▶ **Instructions for the task**
What follows is a set of entries. Give them again exactly, without the pictures.

[Structured figure records]
+ + + + + + +

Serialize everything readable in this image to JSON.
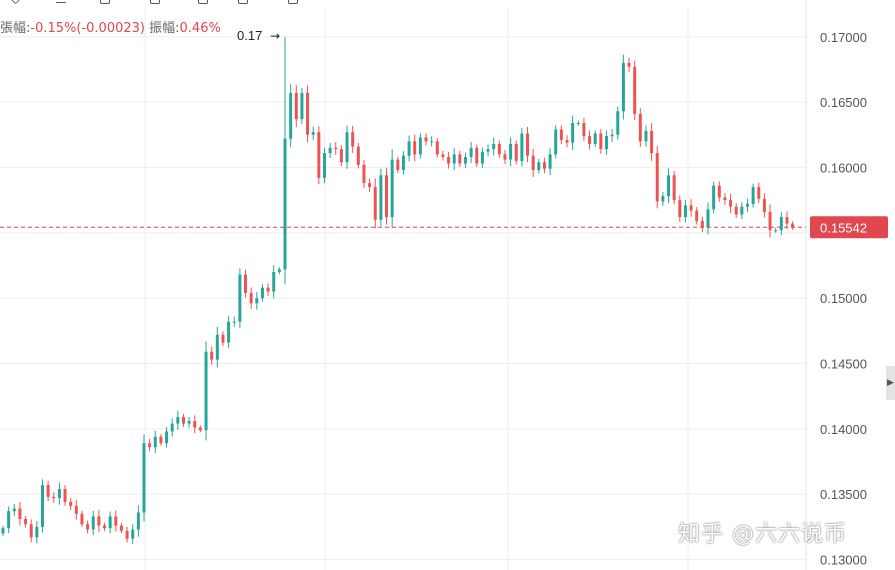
{
  "header": {
    "change_label": "張幅:",
    "change_value": "-0.15%(-0.00023)",
    "amplitude_label": "振幅:",
    "amplitude_value": "0.46%"
  },
  "watermark": "知乎 @六六说币",
  "colors": {
    "up": "#26a69a",
    "down": "#ef5350",
    "price_line": "#e0474f",
    "price_badge": "#e0474f",
    "grid": "#eeeeee",
    "axis_text": "#555555"
  },
  "icons": [
    "chevron-down-icon",
    "interval-icon",
    "indicator-icon",
    "chart-type-icon",
    "template-icon",
    "compare-icon"
  ],
  "chart_data": {
    "type": "candlestick",
    "y_ticks": [
      "0.17000",
      "0.16500",
      "0.16000",
      "0.15500",
      "0.15000",
      "0.14500",
      "0.14000",
      "0.13500",
      "0.13000"
    ],
    "ylim": [
      0.1292,
      0.1722
    ],
    "current_price_label": "0.15542",
    "current_price": 0.15542,
    "high_annotation": {
      "text": "0.17",
      "index": 50,
      "value": 0.17
    },
    "closes": [
      0.1324,
      0.1337,
      0.1339,
      0.1331,
      0.1327,
      0.1317,
      0.1325,
      0.1357,
      0.1348,
      0.1347,
      0.1354,
      0.1344,
      0.1341,
      0.1335,
      0.1327,
      0.1323,
      0.1333,
      0.1326,
      0.1324,
      0.1333,
      0.1326,
      0.1322,
      0.1316,
      0.1323,
      0.1336,
      0.1389,
      0.1386,
      0.1394,
      0.1389,
      0.1398,
      0.1404,
      0.1409,
      0.1404,
      0.1406,
      0.1401,
      0.1399,
      0.1459,
      0.1453,
      0.1472,
      0.1466,
      0.1482,
      0.1482,
      0.1518,
      0.1504,
      0.1496,
      0.15,
      0.1508,
      0.1505,
      0.152,
      0.1522,
      0.1622,
      0.1657,
      0.1637,
      0.1657,
      0.1625,
      0.1627,
      0.1592,
      0.1611,
      0.1615,
      0.1614,
      0.1604,
      0.1627,
      0.1616,
      0.1602,
      0.1588,
      0.1585,
      0.156,
      0.1594,
      0.1562,
      0.1606,
      0.1598,
      0.1609,
      0.162,
      0.161,
      0.1623,
      0.162,
      0.162,
      0.161,
      0.1608,
      0.1603,
      0.161,
      0.1603,
      0.1608,
      0.1615,
      0.1603,
      0.1612,
      0.1614,
      0.1618,
      0.161,
      0.1606,
      0.1618,
      0.1605,
      0.1626,
      0.1609,
      0.1598,
      0.1604,
      0.1599,
      0.161,
      0.1629,
      0.1621,
      0.1619,
      0.1634,
      0.1634,
      0.1624,
      0.1618,
      0.1626,
      0.1614,
      0.1624,
      0.1625,
      0.1643,
      0.168,
      0.1677,
      0.1641,
      0.162,
      0.1628,
      0.1611,
      0.1574,
      0.1578,
      0.1594,
      0.1575,
      0.1562,
      0.1571,
      0.1567,
      0.1559,
      0.1554,
      0.1568,
      0.1586,
      0.1577,
      0.1575,
      0.157,
      0.1564,
      0.157,
      0.1572,
      0.1585,
      0.1576,
      0.1566,
      0.1552,
      0.1552,
      0.1562,
      0.1557,
      0.1554
    ]
  }
}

+ + + + + + +

▶ **Exercise output**
Serialize everything readable in this image to JSON.
{
  "header": {
    "change_label": "張幅:",
    "change_value": "-0.15%(-0.00023)",
    "amplitude_label": "振幅:",
    "amplitude_value": "0.46%"
  },
  "watermark": "知乎 @六六说币",
  "colors": {
    "up": "#26a69a",
    "down": "#ef5350",
    "price_line": "#e0474f",
    "price_badge": "#e0474f",
    "grid": "#eeeeee",
    "axis_text": "#555555"
  },
  "icons": [
    "chevron-down-icon",
    "interval-icon",
    "indicator-icon",
    "chart-type-icon",
    "template-icon",
    "compare-icon"
  ],
  "chart_data": {
    "type": "candlestick",
    "y_ticks": [
      "0.17000",
      "0.16500",
      "0.16000",
      "0.15500",
      "0.15000",
      "0.14500",
      "0.14000",
      "0.13500",
      "0.13000"
    ],
    "ylim": [
      0.1292,
      0.1722
    ],
    "current_price_label": "0.15542",
    "current_price": 0.15542,
    "high_annotation": {
      "text": "0.17",
      "index": 50,
      "value": 0.17
    },
    "closes": [
      0.1324,
      0.1337,
      0.1339,
      0.1331,
      0.1327,
      0.1317,
      0.1325,
      0.1357,
      0.1348,
      0.1347,
      0.1354,
      0.1344,
      0.1341,
      0.1335,
      0.1327,
      0.1323,
      0.1333,
      0.1326,
      0.1324,
      0.1333,
      0.1326,
      0.1322,
      0.1316,
      0.1323,
      0.1336,
      0.1389,
      0.1386,
      0.1394,
      0.1389,
      0.1398,
      0.1404,
      0.1409,
      0.1404,
      0.1406,
      0.1401,
      0.1399,
      0.1459,
      0.1453,
      0.1472,
      0.1466,
      0.1482,
      0.1482,
      0.1518,
      0.1504,
      0.1496,
      0.15,
      0.1508,
      0.1505,
      0.152,
      0.1522,
      0.1622,
      0.1657,
      0.1637,
      0.1657,
      0.1625,
      0.1627,
      0.1592,
      0.1611,
      0.1615,
      0.1614,
      0.1604,
      0.1627,
      0.1616,
      0.1602,
      0.1588,
      0.1585,
      0.156,
      0.1594,
      0.1562,
      0.1606,
      0.1598,
      0.1609,
      0.162,
      0.161,
      0.1623,
      0.162,
      0.162,
      0.161,
      0.1608,
      0.1603,
      0.161,
      0.1603,
      0.1608,
      0.1615,
      0.1603,
      0.1612,
      0.1614,
      0.1618,
      0.161,
      0.1606,
      0.1618,
      0.1605,
      0.1626,
      0.1609,
      0.1598,
      0.1604,
      0.1599,
      0.161,
      0.1629,
      0.1621,
      0.1619,
      0.1634,
      0.1634,
      0.1624,
      0.1618,
      0.1626,
      0.1614,
      0.1624,
      0.1625,
      0.1643,
      0.168,
      0.1677,
      0.1641,
      0.162,
      0.1628,
      0.1611,
      0.1574,
      0.1578,
      0.1594,
      0.1575,
      0.1562,
      0.1571,
      0.1567,
      0.1559,
      0.1554,
      0.1568,
      0.1586,
      0.1577,
      0.1575,
      0.157,
      0.1564,
      0.157,
      0.1572,
      0.1585,
      0.1576,
      0.1566,
      0.1552,
      0.1552,
      0.1562,
      0.1557,
      0.1554
    ]
  }
}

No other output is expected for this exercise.